REQUIRED WORK: Output every record word for word.

--- RECORDS FOR THIS EXERCISE ---

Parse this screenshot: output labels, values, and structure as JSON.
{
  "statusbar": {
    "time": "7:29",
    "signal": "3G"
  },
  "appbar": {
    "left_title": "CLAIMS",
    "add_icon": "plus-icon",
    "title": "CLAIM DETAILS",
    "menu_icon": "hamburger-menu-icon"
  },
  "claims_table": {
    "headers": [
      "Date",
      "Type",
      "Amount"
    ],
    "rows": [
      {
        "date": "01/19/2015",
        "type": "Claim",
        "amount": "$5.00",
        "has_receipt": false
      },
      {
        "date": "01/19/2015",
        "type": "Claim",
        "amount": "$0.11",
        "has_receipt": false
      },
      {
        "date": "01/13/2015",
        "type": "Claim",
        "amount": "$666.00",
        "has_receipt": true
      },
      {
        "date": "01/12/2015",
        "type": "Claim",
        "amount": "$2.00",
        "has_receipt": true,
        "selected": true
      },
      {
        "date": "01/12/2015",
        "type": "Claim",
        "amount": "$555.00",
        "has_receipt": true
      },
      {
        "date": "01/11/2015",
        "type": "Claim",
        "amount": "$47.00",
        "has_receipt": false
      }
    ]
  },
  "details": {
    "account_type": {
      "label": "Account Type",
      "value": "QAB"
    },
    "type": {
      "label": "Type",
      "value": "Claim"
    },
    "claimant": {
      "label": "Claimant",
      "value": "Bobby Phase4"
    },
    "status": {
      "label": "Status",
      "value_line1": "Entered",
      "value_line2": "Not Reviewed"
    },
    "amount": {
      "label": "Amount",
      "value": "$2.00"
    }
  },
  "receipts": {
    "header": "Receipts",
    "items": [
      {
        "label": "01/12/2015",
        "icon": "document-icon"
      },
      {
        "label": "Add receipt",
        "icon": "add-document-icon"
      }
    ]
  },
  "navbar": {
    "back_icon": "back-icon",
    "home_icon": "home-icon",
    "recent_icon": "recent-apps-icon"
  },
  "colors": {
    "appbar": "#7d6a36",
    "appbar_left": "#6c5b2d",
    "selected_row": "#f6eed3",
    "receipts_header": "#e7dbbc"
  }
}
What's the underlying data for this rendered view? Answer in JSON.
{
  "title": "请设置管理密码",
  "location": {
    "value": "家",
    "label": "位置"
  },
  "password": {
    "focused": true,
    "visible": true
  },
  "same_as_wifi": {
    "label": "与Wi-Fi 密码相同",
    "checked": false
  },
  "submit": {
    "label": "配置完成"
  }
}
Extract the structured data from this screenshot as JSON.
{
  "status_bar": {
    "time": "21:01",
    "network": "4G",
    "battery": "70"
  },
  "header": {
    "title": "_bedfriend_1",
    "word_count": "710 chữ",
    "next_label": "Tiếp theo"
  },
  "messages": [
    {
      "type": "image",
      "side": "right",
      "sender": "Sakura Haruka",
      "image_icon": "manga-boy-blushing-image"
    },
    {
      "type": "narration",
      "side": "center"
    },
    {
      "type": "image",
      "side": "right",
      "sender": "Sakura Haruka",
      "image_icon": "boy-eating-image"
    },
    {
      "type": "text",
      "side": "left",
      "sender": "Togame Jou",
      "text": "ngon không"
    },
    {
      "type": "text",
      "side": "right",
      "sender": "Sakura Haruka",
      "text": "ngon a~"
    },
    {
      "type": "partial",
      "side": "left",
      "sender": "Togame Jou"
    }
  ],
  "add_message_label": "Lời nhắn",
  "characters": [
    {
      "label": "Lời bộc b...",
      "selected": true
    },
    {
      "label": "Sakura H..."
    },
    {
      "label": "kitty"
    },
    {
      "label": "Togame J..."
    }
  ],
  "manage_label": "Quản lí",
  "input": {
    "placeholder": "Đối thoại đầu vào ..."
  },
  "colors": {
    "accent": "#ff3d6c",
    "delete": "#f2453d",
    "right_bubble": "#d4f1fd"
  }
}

---

EXERCISE ANSWER:
Parse this screenshot: output labels, values, and structure as JSON.
{
  "statusbar": {
    "time": "7:29",
    "signal": "3G"
  },
  "appbar": {
    "left_title": "CLAIMS",
    "add_icon": "plus-icon",
    "title": "CLAIM DETAILS",
    "menu_icon": "hamburger-menu-icon"
  },
  "claims_table": {
    "headers": [
      "Date",
      "Type",
      "Amount"
    ],
    "rows": [
      {
        "date": "01/19/2015",
        "type": "Claim",
        "amount": "$5.00",
        "has_receipt": false
      },
      {
        "date": "01/19/2015",
        "type": "Claim",
        "amount": "$0.11",
        "has_receipt": false
      },
      {
        "date": "01/13/2015",
        "type": "Claim",
        "amount": "$666.00",
        "has_receipt": true
      },
      {
        "date": "01/12/2015",
        "type": "Claim",
        "amount": "$2.00",
        "has_receipt": true,
        "selected": true
      },
      {
        "date": "01/12/2015",
        "type": "Claim",
        "amount": "$555.00",
        "has_receipt": true
      },
      {
        "date": "01/11/2015",
        "type": "Claim",
        "amount": "$47.00",
        "has_receipt": false
      }
    ]
  },
  "details": {
    "account_type": {
      "label": "Account Type",
      "value": "QAB"
    },
    "type": {
      "label": "Type",
      "value": "Claim"
    },
    "claimant": {
      "label": "Claimant",
      "value": "Bobby Phase4"
    },
    "status": {
      "label": "Status",
      "value_line1": "Entered",
      "value_line2": "Not Reviewed"
    },
    "amount": {
      "label": "Amount",
      "value": "$2.00"
    }
  },
  "receipts": {
    "header": "Receipts",
    "items": [
      {
        "label": "01/12/2015",
        "icon": "document-icon"
      },
      {
        "label": "Add receipt",
        "icon": "add-document-icon"
      }
    ]
  },
  "navbar": {
    "back_icon": "back-icon",
    "home_icon": "home-icon",
    "recent_icon": "recent-apps-icon"
  },
  "colors": {
    "appbar": "#7d6a36",
    "appbar_left": "#6c5b2d",
    "selected_row": "#f6eed3",
    "receipts_header": "#e7dbbc"
  }
}
What's the underlying data for this rendered view? Answer in JSON.
{
  "title": "请设置管理密码",
  "location": {
    "value": "家",
    "label": "位置"
  },
  "password": {
    "focused": true,
    "visible": true
  },
  "same_as_wifi": {
    "label": "与Wi-Fi 密码相同",
    "checked": false
  },
  "submit": {
    "label": "配置完成"
  }
}
Extract the structured data from this screenshot as JSON.
{
  "status_bar": {
    "time": "21:01",
    "network": "4G",
    "battery": "70"
  },
  "header": {
    "title": "_bedfriend_1",
    "word_count": "710 chữ",
    "next_label": "Tiếp theo"
  },
  "messages": [
    {
      "type": "image",
      "side": "right",
      "sender": "Sakura Haruka",
      "image_icon": "manga-boy-blushing-image"
    },
    {
      "type": "narration",
      "side": "center"
    },
    {
      "type": "image",
      "side": "right",
      "sender": "Sakura Haruka",
      "image_icon": "boy-eating-image"
    },
    {
      "type": "text",
      "side": "left",
      "sender": "Togame Jou",
      "text": "ngon không"
    },
    {
      "type": "text",
      "side": "right",
      "sender": "Sakura Haruka",
      "text": "ngon a~"
    },
    {
      "type": "partial",
      "side": "left",
      "sender": "Togame Jou"
    }
  ],
  "add_message_label": "Lời nhắn",
  "characters": [
    {
      "label": "Lời bộc b...",
      "selected": true
    },
    {
      "label": "Sakura H..."
    },
    {
      "label": "kitty"
    },
    {
      "label": "Togame J..."
    }
  ],
  "manage_label": "Quản lí",
  "input": {
    "placeholder": "Đối thoại đầu vào ..."
  },
  "colors": {
    "accent": "#ff3d6c",
    "delete": "#f2453d",
    "right_bubble": "#d4f1fd"
  }
}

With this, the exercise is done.